**Problem statement:** Look through the data for the string "Fees". Copy every line where it is found.

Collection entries
<<<<
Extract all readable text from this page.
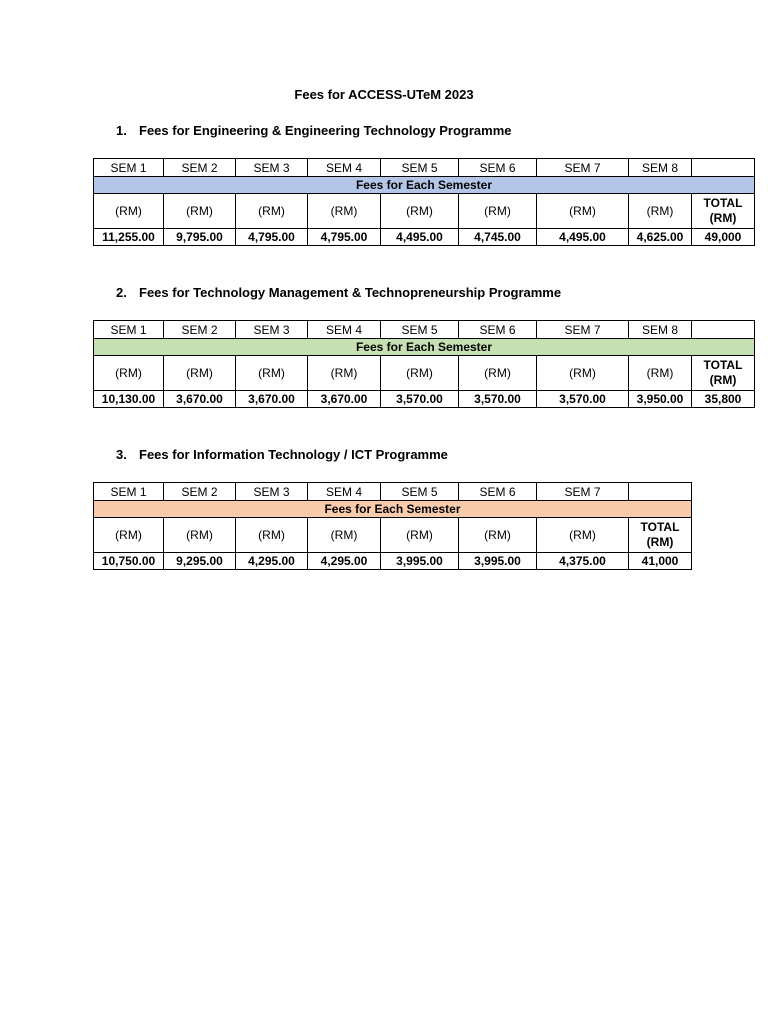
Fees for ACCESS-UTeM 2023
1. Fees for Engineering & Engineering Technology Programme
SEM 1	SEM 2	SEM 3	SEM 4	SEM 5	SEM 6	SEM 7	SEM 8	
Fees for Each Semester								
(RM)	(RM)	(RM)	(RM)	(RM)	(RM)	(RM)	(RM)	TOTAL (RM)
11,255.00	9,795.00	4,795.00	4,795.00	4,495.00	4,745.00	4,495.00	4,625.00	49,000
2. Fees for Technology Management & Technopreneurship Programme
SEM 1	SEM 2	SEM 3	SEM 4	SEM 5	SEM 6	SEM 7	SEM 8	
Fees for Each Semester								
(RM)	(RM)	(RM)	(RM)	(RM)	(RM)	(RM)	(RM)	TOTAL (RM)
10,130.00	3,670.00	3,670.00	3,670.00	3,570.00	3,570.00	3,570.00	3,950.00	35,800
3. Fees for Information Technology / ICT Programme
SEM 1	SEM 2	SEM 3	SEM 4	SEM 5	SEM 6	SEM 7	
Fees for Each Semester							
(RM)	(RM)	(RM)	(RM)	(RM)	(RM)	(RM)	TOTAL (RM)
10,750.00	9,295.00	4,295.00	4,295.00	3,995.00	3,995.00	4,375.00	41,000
>>>>
<<<<
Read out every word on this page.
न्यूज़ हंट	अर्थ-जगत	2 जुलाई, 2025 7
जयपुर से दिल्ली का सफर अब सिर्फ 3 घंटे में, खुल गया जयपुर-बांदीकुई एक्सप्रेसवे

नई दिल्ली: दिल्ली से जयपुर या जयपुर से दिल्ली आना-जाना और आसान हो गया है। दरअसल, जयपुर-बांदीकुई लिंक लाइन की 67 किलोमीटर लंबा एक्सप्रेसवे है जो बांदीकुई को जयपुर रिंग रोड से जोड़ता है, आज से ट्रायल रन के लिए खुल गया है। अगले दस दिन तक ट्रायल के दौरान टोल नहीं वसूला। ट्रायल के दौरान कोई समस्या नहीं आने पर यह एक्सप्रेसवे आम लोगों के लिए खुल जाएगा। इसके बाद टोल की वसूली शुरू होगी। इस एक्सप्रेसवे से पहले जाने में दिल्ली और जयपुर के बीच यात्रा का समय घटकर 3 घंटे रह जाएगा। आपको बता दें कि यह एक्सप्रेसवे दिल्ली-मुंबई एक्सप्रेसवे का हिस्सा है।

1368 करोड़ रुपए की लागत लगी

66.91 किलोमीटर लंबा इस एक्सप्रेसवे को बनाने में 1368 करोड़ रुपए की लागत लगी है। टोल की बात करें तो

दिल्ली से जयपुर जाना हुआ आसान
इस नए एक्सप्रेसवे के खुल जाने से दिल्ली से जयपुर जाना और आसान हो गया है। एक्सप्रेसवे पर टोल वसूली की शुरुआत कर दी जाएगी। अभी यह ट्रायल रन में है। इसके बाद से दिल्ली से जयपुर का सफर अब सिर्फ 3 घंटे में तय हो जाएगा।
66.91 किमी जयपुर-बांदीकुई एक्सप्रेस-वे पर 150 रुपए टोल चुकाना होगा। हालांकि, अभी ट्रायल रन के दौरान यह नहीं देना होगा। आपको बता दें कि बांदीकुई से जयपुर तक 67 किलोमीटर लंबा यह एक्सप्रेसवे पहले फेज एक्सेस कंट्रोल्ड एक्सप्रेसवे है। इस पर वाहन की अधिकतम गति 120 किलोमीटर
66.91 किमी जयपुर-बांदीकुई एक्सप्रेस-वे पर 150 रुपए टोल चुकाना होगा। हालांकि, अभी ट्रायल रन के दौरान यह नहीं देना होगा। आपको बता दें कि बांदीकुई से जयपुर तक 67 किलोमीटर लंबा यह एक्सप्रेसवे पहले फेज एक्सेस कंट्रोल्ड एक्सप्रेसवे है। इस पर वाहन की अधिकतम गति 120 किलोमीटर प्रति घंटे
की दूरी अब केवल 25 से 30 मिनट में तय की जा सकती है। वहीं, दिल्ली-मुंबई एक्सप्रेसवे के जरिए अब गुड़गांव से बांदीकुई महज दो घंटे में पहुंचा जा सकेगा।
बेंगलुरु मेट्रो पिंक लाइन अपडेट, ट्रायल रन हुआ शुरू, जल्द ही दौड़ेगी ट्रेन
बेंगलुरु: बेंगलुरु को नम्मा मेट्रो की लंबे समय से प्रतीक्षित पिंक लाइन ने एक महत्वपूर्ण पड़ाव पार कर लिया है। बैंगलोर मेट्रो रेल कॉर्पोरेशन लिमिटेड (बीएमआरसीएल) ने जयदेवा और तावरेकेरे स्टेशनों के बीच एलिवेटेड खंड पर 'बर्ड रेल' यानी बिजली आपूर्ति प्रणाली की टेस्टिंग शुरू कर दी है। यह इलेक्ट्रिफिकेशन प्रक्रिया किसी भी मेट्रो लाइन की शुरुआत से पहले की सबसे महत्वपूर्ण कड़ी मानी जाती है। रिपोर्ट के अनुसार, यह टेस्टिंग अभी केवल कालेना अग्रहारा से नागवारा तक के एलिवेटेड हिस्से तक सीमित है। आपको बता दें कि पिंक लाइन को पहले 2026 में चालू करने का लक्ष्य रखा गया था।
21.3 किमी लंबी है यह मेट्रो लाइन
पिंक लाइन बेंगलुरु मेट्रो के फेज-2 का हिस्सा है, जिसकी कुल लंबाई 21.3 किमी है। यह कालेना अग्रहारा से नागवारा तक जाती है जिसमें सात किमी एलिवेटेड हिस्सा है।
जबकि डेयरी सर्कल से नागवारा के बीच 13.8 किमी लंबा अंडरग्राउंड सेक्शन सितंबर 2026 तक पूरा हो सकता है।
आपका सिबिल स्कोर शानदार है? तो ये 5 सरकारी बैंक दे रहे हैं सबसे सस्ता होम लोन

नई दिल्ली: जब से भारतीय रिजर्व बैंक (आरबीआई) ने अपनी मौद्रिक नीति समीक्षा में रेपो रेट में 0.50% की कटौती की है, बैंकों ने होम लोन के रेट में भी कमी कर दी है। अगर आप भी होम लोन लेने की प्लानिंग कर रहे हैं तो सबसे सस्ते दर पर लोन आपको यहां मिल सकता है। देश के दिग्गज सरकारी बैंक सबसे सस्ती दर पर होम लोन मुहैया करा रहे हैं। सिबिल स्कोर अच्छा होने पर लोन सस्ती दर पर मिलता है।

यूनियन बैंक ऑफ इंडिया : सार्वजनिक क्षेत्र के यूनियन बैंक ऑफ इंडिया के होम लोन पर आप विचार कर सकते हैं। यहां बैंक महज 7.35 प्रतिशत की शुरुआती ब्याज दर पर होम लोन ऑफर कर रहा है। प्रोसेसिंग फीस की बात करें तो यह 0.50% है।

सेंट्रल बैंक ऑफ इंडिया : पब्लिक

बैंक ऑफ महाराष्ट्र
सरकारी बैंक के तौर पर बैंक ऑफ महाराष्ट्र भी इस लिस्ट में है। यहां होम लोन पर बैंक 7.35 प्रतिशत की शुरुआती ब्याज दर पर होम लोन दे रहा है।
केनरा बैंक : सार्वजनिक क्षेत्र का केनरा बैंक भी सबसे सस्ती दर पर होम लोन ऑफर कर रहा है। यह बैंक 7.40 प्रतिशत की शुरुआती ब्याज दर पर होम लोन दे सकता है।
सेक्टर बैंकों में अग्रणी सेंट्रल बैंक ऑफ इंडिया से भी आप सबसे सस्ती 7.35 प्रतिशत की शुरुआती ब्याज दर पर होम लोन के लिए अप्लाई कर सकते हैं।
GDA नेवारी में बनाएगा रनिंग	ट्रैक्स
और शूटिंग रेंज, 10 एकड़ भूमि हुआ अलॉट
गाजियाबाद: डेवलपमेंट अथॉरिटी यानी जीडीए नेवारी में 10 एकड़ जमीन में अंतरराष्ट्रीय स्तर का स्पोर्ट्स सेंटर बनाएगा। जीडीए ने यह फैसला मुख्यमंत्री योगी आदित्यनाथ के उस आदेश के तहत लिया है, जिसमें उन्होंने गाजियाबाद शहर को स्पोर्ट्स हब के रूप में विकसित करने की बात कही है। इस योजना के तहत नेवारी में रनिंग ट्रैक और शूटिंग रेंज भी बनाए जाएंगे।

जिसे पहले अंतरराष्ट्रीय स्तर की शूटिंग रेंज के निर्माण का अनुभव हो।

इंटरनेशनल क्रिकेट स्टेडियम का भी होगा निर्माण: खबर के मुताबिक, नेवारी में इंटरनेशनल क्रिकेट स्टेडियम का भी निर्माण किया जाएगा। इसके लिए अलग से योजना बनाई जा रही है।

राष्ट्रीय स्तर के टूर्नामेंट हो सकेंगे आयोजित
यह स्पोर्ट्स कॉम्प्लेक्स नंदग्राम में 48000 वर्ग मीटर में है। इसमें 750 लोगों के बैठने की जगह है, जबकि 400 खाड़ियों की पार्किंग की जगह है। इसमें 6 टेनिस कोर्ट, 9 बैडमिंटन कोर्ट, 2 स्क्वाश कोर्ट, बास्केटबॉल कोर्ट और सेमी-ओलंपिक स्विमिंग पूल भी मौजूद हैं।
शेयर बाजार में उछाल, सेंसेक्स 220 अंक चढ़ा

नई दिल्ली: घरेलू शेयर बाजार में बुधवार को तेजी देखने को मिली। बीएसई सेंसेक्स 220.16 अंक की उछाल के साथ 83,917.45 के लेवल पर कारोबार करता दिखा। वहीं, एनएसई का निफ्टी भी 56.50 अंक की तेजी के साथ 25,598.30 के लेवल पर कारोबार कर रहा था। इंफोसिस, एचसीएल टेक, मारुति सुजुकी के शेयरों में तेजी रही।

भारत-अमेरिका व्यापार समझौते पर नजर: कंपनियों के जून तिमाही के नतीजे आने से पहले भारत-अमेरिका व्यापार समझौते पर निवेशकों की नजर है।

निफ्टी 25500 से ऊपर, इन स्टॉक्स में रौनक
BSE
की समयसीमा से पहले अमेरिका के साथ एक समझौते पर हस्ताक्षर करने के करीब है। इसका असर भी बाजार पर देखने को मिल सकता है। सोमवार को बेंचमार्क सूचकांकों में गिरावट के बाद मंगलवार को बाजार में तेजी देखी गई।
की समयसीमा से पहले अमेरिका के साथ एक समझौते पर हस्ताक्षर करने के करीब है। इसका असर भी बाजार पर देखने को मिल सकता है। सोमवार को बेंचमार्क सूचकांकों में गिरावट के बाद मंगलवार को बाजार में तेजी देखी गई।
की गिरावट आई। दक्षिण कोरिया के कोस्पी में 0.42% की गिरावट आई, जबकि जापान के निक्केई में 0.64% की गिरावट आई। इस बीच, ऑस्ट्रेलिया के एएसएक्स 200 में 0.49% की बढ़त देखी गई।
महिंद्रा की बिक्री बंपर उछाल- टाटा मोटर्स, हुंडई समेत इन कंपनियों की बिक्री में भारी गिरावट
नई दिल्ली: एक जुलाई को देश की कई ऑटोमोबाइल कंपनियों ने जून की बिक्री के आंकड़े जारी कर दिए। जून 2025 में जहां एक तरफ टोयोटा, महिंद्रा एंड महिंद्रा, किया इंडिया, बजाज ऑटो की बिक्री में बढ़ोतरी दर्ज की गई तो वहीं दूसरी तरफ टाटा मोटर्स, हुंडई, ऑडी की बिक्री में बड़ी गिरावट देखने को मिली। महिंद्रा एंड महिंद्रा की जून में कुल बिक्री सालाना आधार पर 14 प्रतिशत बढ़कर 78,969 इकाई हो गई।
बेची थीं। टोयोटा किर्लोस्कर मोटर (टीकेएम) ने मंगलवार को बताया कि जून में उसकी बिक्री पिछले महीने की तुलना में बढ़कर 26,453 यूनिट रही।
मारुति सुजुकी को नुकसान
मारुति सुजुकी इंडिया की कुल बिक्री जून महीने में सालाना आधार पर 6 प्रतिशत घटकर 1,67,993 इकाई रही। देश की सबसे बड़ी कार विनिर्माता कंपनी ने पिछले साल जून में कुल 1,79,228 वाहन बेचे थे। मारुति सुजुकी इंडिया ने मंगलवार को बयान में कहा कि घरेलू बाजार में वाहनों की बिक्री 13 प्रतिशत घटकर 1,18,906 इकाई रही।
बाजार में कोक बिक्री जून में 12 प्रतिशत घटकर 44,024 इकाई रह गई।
>>>>
<<<<
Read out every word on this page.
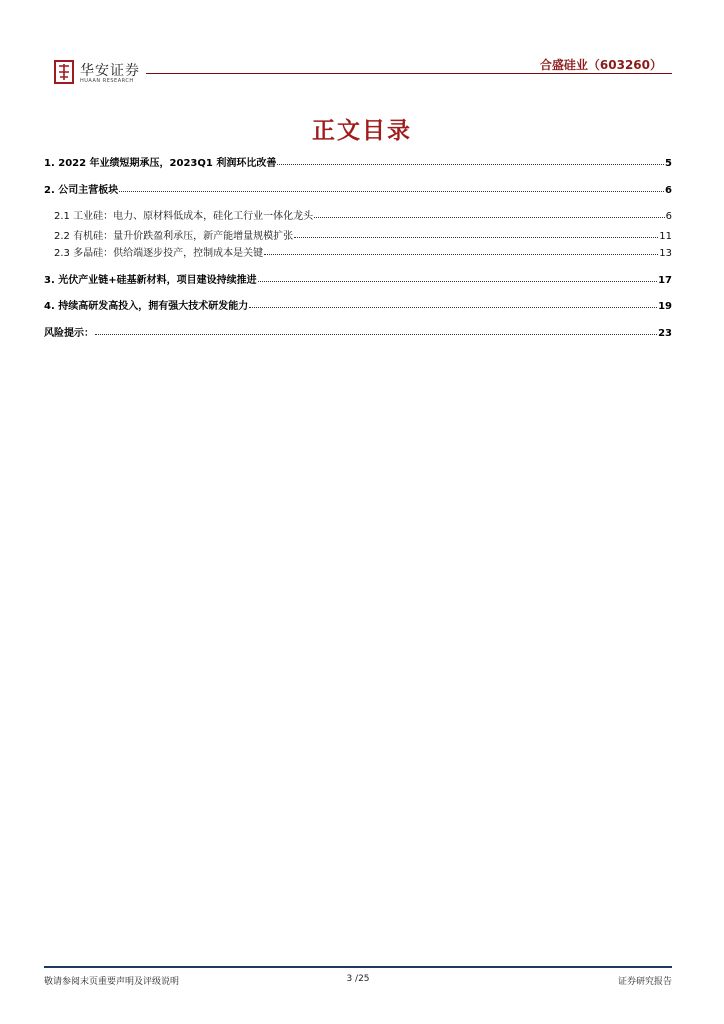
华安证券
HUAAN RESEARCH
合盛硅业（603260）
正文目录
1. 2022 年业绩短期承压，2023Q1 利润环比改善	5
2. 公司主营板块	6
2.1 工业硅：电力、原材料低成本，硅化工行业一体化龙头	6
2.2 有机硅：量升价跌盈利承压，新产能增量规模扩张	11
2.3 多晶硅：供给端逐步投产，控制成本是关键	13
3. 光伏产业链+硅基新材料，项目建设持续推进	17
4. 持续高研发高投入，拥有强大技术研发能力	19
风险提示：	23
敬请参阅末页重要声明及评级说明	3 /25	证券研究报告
>>>>
**Response:**
Fees for ACCESS-UTeM 2023
1. Fees for Engineering & Engineering Technology Programme
Fees for Each Semester								
2. Fees for Technology Management & Technopreneurship Programme
Fees for Each Semester								
3. Fees for Information Technology / ICT Programme
Fees for Each Semester							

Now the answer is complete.